TASK → Extract each line of the records below that contains the word "icon".

Stored entries
━━━━━━
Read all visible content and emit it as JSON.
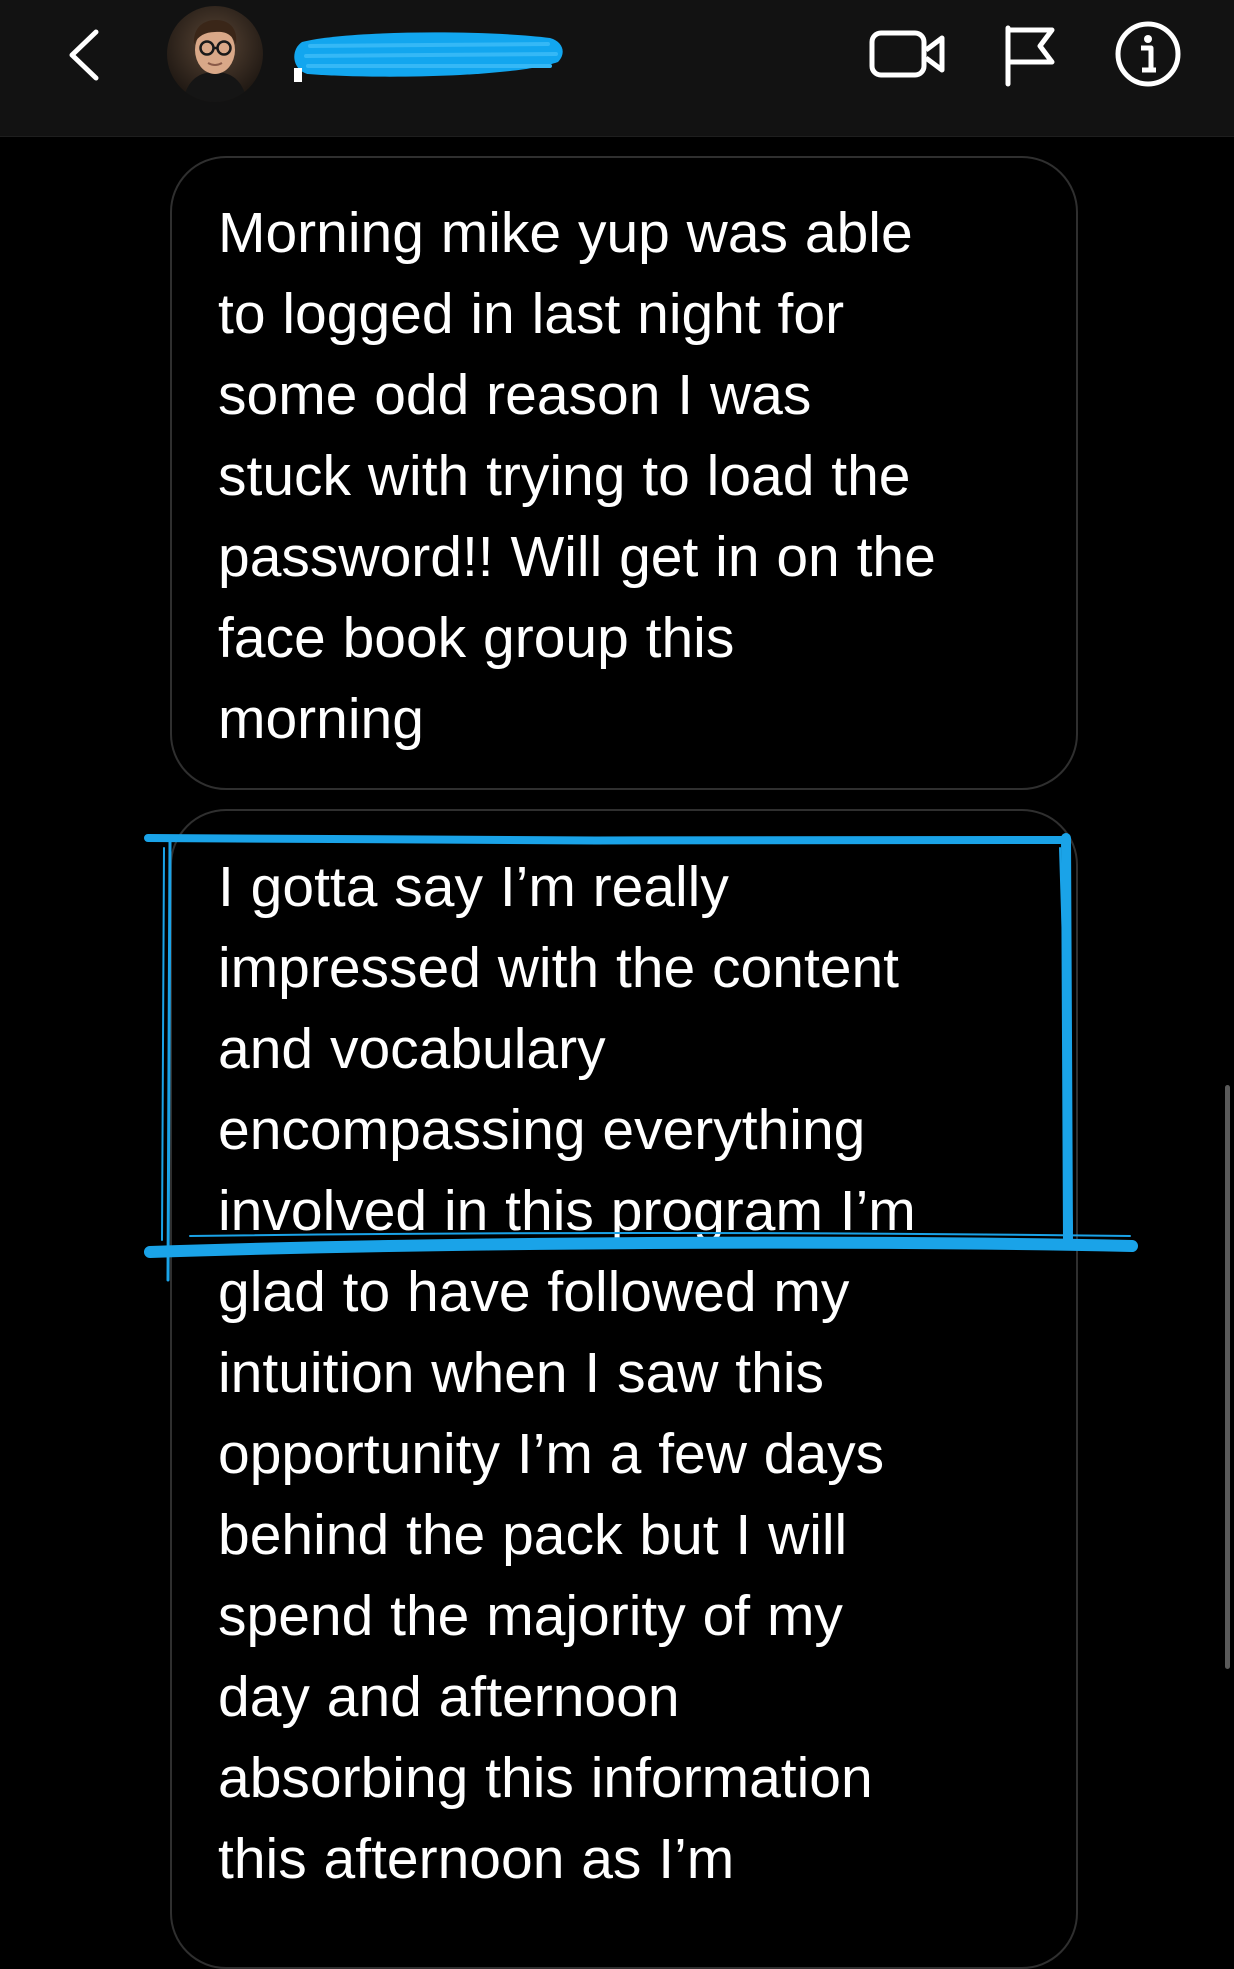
{
  "header": {
    "back_icon": "chevron-left-icon",
    "username": "",
    "video_icon": "video-camera-icon",
    "flag_icon": "flag-icon",
    "info_icon": "info-icon"
  },
  "messages": [
    {
      "text": "Morning mike yup was able\nto logged in last night for\nsome odd reason I was\nstuck with trying to load the\npassword!! Will get in on the\nface book group this\nmorning"
    },
    {
      "text": "I gotta say I’m really\nimpressed with the content\nand vocabulary\nencompassing everything\ninvolved in this program I’m\nglad to have followed my\nintuition when I saw this\nopportunity I’m a few days\nbehind the pack but I will\nspend the majority of my\nday and afternoon\nabsorbing this information\nthis afternoon as I’m"
    }
  ],
  "colors": {
    "background": "#000000",
    "header_background": "#121212",
    "bubble_border": "#2f2f2f",
    "text": "#ffffff",
    "annotation": "#1aa3e8"
  }
}
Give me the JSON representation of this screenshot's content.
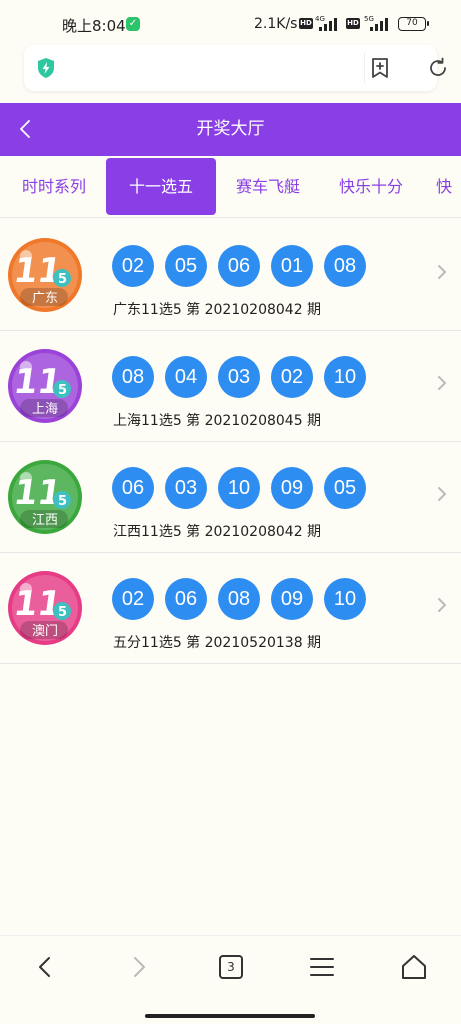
{
  "status_bar": {
    "time": "晚上8:04",
    "app_icon": "wechat-icon",
    "speed": "2.1K/s",
    "network1": "4G",
    "network2": "5G",
    "hd1": "HD",
    "hd2": "HD",
    "battery": "70"
  },
  "url_bar": {
    "shield_icon": "lightning-shield-icon",
    "accent": "#2ec7a0"
  },
  "header": {
    "title": "开奖大厅",
    "color": "#8a3fe6"
  },
  "tabs": [
    {
      "label": "时时系列",
      "active": false
    },
    {
      "label": "十一选五",
      "active": true
    },
    {
      "label": "赛车飞艇",
      "active": false
    },
    {
      "label": "快乐十分",
      "active": false
    },
    {
      "label": "快",
      "active": false
    }
  ],
  "rows": [
    {
      "region": "广东",
      "logo_color": "#f0782a",
      "balls": [
        "02",
        "05",
        "06",
        "01",
        "08"
      ],
      "caption": "广东11选5 第 20210208042 期"
    },
    {
      "region": "上海",
      "logo_color": "#9b43d8",
      "balls": [
        "08",
        "04",
        "03",
        "02",
        "10"
      ],
      "caption": "上海11选5 第 20210208045 期"
    },
    {
      "region": "江西",
      "logo_color": "#3aa83d",
      "balls": [
        "06",
        "03",
        "10",
        "09",
        "05"
      ],
      "caption": "江西11选5 第 20210208042 期"
    },
    {
      "region": "澳门",
      "logo_color": "#e63c86",
      "balls": [
        "02",
        "06",
        "08",
        "09",
        "10"
      ],
      "caption": "五分11选5 第 20210520138 期"
    }
  ],
  "ball_color": "#2e8df0",
  "bottom_nav": {
    "tab_count": "3"
  }
}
━━━━━━
WRITTEN ANSWER →
    "back_icon": "chevron-left-icon",
    "video_icon": "video-camera-icon",
    "flag_icon": "flag-icon",
    "info_icon": "info-icon"
    "app_icon": "wechat-icon",
    "shield_icon": "lightning-shield-icon",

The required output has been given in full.